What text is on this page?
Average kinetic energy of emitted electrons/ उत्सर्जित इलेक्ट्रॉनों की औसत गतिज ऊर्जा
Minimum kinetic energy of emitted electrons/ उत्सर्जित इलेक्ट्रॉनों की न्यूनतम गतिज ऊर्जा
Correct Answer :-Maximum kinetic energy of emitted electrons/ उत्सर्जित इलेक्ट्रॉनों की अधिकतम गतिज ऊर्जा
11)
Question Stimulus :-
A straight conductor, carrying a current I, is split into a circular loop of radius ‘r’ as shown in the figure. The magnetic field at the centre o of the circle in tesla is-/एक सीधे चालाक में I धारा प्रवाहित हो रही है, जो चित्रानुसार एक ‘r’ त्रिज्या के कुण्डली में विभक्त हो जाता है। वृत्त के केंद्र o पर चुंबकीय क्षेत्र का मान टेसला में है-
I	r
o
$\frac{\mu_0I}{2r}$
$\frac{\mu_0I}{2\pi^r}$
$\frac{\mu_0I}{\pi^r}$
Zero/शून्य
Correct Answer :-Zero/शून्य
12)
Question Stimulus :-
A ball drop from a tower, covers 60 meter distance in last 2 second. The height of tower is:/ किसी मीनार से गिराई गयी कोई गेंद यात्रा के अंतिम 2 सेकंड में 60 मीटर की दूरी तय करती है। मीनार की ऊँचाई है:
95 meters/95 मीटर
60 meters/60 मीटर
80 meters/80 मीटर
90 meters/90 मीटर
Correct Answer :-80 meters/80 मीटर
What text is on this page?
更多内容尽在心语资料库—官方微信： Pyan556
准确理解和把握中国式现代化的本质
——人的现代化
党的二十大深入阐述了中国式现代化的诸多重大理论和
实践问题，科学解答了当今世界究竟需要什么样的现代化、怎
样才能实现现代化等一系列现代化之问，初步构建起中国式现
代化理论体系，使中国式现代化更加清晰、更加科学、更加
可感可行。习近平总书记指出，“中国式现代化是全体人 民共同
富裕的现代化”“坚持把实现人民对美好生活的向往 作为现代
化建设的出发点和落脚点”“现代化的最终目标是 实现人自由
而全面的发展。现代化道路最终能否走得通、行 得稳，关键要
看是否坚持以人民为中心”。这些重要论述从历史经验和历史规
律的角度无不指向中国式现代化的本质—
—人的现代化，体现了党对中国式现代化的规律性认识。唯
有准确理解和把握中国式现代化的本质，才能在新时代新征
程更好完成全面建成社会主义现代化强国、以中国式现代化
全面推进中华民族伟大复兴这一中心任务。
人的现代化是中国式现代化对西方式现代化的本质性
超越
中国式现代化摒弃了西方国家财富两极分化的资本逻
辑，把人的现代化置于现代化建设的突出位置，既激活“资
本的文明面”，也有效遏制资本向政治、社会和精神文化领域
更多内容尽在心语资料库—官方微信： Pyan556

What the exercise asks:
The listing above should be transcribed in full, exactly as written.

Output:
What text is on this page?
Average kinetic energy of emitted electrons/ उत्सर्जित इलेक्ट्रॉनों की औसत गतिज ऊर्जा
Minimum kinetic energy of emitted electrons/ उत्सर्जित इलेक्ट्रॉनों की न्यूनतम गतिज ऊर्जा
Correct Answer :-Maximum kinetic energy of emitted electrons/ उत्सर्जित इलेक्ट्रॉनों की अधिकतम गतिज ऊर्जा
11)
Question Stimulus :-
A straight conductor, carrying a current I, is split into a circular loop of radius ‘r’ as shown in the figure. The magnetic field at the centre o of the circle in tesla is-/एक सीधे चालाक में I धारा प्रवाहित हो रही है, जो चित्रानुसार एक ‘r’ त्रिज्या के कुण्डली में विभक्त हो जाता है। वृत्त के केंद्र o पर चुंबकीय क्षेत्र का मान टेसला में है-
I	r
o
$\frac{\mu_0I}{2r}$
$\frac{\mu_0I}{2\pi^r}$
$\frac{\mu_0I}{\pi^r}$
Zero/शून्य
Correct Answer :-Zero/शून्य
12)
Question Stimulus :-
A ball drop from a tower, covers 60 meter distance in last 2 second. The height of tower is:/ किसी मीनार से गिराई गयी कोई गेंद यात्रा के अंतिम 2 सेकंड में 60 मीटर की दूरी तय करती है। मीनार की ऊँचाई है:
95 meters/95 मीटर
60 meters/60 मीटर
80 meters/80 मीटर
90 meters/90 मीटर
Correct Answer :-80 meters/80 मीटर
What text is on this page?
更多内容尽在心语资料库—官方微信： Pyan556
准确理解和把握中国式现代化的本质
——人的现代化
党的二十大深入阐述了中国式现代化的诸多重大理论和
实践问题，科学解答了当今世界究竟需要什么样的现代化、怎
样才能实现现代化等一系列现代化之问，初步构建起中国式现
代化理论体系，使中国式现代化更加清晰、更加科学、更加
可感可行。习近平总书记指出，“中国式现代化是全体人 民共同
富裕的现代化”“坚持把实现人民对美好生活的向往 作为现代
化建设的出发点和落脚点”“现代化的最终目标是 实现人自由
而全面的发展。现代化道路最终能否走得通、行 得稳，关键要
看是否坚持以人民为中心”。这些重要论述从历史经验和历史规
律的角度无不指向中国式现代化的本质—
—人的现代化，体现了党对中国式现代化的规律性认识。唯
有准确理解和把握中国式现代化的本质，才能在新时代新征
程更好完成全面建成社会主义现代化强国、以中国式现代化
全面推进中华民族伟大复兴这一中心任务。
人的现代化是中国式现代化对西方式现代化的本质性
超越
中国式现代化摒弃了西方国家财富两极分化的资本逻
辑，把人的现代化置于现代化建设的突出位置，既激活“资
本的文明面”，也有效遏制资本向政治、社会和精神文化领域
更多内容尽在心语资料库—官方微信： Pyan556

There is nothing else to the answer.